Written exercise
Write out all the entries word for word and omit any pictures.

Input records
** begin **
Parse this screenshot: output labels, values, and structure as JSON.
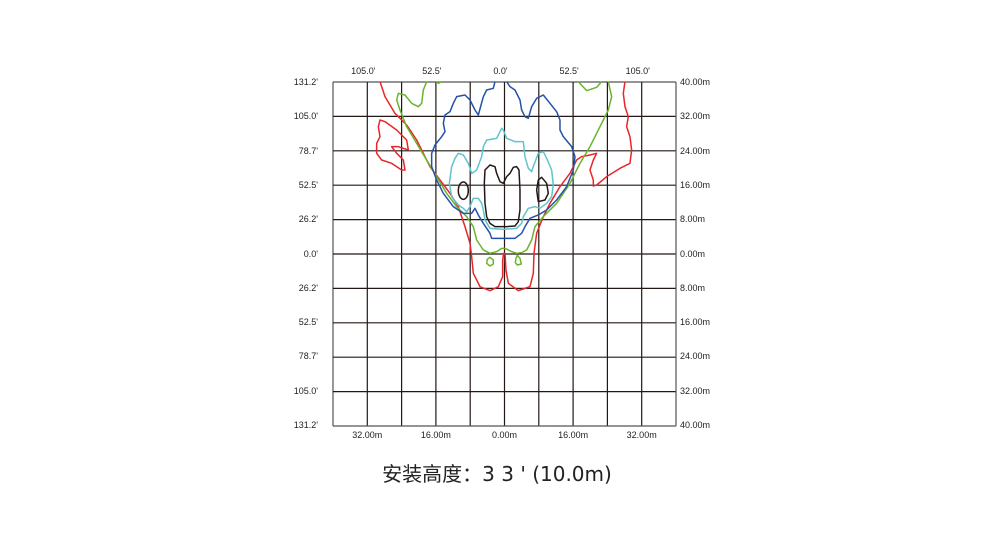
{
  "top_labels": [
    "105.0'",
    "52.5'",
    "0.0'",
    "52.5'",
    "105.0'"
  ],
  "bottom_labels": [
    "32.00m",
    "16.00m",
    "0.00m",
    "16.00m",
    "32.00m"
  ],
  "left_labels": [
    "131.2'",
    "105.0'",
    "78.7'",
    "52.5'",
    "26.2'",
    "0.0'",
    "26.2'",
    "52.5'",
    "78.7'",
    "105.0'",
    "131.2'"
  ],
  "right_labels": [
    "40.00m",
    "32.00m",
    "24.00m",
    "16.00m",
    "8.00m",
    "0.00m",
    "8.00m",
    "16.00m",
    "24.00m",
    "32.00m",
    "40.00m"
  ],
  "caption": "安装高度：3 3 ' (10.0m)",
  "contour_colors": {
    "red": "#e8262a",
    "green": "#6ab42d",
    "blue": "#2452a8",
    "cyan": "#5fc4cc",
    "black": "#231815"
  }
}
** end **
Exercise result
Parse this screenshot: output labels, values, and structure as JSON.
{
  "top_labels": [
    "105.0'",
    "52.5'",
    "0.0'",
    "52.5'",
    "105.0'"
  ],
  "bottom_labels": [
    "32.00m",
    "16.00m",
    "0.00m",
    "16.00m",
    "32.00m"
  ],
  "left_labels": [
    "131.2'",
    "105.0'",
    "78.7'",
    "52.5'",
    "26.2'",
    "0.0'",
    "26.2'",
    "52.5'",
    "78.7'",
    "105.0'",
    "131.2'"
  ],
  "right_labels": [
    "40.00m",
    "32.00m",
    "24.00m",
    "16.00m",
    "8.00m",
    "0.00m",
    "8.00m",
    "16.00m",
    "24.00m",
    "32.00m",
    "40.00m"
  ],
  "caption": "安装高度：3 3 ' (10.0m)",
  "contour_colors": {
    "red": "#e8262a",
    "green": "#6ab42d",
    "blue": "#2452a8",
    "cyan": "#5fc4cc",
    "black": "#231815"
  }
}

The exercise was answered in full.